++++ Exercise inputs ++++

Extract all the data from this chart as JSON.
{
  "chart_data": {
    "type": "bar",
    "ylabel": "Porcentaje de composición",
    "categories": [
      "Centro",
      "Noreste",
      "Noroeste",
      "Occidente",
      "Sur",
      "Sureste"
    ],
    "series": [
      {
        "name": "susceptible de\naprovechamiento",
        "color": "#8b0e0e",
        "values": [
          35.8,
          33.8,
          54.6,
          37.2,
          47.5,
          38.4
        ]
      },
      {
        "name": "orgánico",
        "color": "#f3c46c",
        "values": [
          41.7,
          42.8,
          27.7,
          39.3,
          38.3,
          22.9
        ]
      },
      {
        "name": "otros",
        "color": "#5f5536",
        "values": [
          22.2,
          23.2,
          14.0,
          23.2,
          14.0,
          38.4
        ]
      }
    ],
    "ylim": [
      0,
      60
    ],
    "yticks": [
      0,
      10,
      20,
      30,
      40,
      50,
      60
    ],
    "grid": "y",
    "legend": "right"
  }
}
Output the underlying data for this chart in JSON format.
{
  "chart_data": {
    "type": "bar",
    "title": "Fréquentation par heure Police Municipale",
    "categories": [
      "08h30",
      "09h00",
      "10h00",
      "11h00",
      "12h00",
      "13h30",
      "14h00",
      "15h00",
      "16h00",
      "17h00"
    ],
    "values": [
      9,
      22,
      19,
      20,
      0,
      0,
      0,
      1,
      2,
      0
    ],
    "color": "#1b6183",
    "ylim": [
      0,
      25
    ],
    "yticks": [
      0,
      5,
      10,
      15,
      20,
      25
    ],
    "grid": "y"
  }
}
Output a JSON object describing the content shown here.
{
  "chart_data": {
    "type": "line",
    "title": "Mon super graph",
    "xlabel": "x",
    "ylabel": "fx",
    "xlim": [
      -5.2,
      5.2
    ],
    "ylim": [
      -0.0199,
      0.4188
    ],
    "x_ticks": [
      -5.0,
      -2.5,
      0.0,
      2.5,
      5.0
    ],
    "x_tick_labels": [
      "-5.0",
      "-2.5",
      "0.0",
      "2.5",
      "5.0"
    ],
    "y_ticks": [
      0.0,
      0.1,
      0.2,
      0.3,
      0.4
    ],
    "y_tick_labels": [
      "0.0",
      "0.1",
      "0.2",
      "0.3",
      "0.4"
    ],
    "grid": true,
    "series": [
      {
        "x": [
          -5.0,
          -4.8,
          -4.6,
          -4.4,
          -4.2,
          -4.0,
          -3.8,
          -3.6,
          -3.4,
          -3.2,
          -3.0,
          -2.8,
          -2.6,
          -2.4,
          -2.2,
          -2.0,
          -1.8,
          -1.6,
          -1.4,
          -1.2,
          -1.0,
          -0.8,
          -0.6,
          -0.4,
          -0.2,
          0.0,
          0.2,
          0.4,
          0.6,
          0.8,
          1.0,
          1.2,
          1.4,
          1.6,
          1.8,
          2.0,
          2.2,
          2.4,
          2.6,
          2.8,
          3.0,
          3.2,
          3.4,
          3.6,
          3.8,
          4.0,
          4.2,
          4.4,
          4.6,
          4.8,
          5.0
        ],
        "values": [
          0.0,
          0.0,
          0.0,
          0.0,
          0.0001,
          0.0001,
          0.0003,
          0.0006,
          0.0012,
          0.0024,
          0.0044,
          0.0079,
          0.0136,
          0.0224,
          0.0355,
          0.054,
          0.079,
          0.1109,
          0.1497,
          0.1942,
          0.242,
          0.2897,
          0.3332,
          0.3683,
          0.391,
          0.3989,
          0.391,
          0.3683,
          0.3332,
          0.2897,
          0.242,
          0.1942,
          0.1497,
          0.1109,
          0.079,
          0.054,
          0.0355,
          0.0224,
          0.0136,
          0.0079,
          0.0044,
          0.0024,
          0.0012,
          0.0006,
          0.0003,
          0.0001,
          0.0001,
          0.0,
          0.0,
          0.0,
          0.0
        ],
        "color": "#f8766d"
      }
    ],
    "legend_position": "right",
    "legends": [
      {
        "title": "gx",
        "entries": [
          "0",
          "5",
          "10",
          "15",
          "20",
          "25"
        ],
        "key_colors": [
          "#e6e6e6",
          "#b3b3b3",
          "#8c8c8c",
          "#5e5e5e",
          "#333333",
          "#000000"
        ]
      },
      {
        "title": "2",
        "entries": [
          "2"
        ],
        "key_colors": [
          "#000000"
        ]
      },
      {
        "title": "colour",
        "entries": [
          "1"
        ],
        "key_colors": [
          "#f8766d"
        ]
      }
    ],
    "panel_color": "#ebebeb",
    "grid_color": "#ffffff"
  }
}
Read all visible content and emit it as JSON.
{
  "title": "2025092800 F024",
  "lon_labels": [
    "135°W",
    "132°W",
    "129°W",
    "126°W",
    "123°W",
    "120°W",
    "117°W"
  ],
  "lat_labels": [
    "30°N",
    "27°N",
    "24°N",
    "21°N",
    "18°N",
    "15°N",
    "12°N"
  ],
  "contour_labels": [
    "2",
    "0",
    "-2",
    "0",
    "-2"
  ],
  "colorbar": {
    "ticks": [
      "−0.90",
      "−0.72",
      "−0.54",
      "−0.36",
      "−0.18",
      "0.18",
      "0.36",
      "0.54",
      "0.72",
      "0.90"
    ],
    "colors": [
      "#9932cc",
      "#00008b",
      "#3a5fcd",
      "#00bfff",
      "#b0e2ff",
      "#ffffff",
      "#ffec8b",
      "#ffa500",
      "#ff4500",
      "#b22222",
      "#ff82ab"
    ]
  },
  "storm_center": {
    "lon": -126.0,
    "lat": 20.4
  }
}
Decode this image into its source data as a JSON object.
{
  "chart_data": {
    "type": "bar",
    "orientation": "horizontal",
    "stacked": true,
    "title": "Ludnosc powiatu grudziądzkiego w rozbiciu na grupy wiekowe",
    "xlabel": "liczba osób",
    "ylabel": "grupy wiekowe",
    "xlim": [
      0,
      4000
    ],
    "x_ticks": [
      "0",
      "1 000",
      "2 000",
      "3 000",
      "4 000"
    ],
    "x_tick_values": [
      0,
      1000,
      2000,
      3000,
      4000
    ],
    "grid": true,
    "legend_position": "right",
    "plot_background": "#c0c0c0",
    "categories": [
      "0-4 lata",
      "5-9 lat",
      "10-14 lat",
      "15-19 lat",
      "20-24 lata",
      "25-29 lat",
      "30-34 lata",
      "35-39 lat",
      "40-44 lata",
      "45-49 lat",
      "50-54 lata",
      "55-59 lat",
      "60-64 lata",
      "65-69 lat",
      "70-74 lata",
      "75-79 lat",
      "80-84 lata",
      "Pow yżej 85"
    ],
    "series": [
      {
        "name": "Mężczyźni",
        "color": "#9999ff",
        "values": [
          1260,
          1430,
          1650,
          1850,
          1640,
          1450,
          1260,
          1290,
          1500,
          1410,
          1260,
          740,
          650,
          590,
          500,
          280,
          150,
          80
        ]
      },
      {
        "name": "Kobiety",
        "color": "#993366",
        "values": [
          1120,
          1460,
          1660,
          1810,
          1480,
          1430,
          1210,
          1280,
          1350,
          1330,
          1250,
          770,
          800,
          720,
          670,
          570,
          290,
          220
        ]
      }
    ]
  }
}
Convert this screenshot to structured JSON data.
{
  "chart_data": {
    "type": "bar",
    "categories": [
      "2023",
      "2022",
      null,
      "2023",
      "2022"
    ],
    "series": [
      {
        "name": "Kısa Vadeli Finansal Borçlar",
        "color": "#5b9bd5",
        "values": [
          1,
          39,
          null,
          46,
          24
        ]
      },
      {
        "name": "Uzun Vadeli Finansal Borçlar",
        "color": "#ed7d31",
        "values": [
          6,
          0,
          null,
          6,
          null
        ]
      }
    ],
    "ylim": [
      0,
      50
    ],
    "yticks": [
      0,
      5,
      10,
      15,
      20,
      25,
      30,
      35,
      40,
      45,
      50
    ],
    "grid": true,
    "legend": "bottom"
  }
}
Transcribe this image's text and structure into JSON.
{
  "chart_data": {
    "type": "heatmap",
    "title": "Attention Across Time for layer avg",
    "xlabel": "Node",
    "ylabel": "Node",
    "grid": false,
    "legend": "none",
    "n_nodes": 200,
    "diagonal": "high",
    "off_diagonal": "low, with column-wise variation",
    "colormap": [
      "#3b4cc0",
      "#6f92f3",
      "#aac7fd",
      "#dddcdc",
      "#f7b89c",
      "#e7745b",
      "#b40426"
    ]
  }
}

++++

Written exercise: In the entries above, find every line holding the word "ylabel" and copy it out.

Exercise solution:
    "ylabel": "Porcentaje de composición",
    "ylabel": "fx",
    "ylabel": "grupy wiekowe",
    "ylabel": "Node",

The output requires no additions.